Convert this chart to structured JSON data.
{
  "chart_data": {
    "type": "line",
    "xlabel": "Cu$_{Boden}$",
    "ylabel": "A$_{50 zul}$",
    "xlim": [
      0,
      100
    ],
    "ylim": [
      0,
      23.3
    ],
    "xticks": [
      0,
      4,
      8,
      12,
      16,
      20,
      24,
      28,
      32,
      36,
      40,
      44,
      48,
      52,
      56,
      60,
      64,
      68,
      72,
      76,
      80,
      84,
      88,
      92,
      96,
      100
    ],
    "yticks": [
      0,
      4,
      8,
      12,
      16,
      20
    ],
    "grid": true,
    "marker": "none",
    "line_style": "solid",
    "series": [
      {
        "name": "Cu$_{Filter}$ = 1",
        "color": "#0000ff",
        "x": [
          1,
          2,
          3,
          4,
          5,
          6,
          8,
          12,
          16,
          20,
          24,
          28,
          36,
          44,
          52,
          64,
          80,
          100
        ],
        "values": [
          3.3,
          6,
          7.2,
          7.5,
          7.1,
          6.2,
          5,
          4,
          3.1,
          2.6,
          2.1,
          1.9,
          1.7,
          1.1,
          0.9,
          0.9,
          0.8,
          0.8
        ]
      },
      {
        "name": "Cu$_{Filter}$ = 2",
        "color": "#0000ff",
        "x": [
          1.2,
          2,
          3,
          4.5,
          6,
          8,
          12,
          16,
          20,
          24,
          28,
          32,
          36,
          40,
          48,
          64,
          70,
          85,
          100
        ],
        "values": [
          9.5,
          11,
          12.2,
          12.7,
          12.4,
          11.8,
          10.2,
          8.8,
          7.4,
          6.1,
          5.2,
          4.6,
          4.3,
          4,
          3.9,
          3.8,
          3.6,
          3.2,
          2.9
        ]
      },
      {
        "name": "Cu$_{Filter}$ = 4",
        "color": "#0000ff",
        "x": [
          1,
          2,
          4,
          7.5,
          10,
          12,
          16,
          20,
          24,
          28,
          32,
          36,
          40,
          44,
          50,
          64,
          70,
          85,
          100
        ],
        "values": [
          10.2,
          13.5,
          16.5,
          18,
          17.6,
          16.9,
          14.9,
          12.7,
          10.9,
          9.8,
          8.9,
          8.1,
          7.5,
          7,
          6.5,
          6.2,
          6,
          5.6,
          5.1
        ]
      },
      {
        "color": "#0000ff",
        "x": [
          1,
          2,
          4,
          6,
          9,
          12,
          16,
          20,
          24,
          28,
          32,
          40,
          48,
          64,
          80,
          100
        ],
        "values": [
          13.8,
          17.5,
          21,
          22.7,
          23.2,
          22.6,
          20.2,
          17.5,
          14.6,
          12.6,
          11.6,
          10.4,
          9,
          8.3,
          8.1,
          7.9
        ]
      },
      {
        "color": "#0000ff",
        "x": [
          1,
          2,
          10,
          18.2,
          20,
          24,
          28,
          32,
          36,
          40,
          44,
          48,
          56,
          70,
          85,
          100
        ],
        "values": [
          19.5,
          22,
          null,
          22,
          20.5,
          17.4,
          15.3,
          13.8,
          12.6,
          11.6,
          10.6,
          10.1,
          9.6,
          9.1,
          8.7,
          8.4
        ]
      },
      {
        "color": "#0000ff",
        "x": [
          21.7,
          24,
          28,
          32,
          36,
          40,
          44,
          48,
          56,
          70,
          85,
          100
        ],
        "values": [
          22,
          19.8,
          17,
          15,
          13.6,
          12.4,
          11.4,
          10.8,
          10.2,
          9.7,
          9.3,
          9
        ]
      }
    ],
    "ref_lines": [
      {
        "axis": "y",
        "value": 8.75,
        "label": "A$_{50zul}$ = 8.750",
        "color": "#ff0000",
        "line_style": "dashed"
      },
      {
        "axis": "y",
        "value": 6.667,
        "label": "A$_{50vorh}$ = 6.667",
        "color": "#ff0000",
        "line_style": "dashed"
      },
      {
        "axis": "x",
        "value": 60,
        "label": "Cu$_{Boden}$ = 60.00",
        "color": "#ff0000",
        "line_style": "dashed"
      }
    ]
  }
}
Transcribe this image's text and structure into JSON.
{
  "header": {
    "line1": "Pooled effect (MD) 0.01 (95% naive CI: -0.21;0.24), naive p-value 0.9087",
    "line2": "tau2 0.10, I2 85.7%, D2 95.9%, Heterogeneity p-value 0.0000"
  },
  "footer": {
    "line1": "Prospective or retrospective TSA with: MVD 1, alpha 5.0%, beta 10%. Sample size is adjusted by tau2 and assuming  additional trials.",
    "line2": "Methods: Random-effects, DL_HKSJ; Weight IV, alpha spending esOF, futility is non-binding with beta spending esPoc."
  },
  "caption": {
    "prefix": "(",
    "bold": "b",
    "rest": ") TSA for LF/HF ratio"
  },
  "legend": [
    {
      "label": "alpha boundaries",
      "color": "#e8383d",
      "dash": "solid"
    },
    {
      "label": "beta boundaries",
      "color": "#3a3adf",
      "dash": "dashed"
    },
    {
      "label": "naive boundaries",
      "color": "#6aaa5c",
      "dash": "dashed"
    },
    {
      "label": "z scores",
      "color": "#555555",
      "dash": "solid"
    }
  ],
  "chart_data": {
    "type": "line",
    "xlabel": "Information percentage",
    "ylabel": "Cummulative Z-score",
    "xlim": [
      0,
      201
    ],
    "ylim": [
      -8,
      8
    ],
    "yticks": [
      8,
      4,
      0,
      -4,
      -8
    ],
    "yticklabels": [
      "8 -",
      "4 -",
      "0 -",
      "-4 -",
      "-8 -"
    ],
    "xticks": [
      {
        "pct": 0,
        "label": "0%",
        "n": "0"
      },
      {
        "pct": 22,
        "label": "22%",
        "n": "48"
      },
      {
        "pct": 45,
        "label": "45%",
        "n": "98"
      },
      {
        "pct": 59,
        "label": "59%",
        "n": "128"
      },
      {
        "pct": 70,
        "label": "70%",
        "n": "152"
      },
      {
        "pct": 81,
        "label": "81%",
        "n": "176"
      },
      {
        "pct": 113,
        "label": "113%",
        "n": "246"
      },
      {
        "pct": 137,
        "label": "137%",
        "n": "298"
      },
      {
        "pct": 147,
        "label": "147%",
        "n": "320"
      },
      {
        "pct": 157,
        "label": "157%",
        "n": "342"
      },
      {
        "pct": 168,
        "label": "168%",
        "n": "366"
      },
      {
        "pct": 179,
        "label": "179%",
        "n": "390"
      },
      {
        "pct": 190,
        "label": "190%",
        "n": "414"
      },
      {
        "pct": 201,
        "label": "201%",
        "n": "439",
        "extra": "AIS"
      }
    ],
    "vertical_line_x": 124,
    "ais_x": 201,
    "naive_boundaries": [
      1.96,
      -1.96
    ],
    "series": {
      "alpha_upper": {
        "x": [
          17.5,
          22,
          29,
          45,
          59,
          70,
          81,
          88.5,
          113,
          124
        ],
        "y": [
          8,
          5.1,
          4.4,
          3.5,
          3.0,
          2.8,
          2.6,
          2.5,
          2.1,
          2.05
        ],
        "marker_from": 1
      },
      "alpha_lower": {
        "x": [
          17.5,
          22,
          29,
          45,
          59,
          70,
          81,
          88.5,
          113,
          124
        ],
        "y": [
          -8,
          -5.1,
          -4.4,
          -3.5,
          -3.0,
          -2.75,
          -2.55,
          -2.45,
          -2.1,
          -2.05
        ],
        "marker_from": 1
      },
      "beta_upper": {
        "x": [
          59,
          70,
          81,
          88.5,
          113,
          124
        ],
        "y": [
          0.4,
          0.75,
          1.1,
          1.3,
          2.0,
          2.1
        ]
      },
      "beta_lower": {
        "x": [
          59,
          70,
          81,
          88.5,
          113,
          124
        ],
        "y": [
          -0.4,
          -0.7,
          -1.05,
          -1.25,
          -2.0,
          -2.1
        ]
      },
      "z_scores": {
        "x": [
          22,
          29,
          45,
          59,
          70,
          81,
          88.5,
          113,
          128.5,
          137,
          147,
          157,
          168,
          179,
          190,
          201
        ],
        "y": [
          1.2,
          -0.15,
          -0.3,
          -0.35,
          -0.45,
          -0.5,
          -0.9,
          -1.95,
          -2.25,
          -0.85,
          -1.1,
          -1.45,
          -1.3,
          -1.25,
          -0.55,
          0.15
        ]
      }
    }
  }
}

____________________

Task directions: In the listing above, locate each line with "ylabel" and copy it.

Answer for this exercise:
    "ylabel": "A$_{50 zul}$",
    "ylabel": "Cummulative Z-score",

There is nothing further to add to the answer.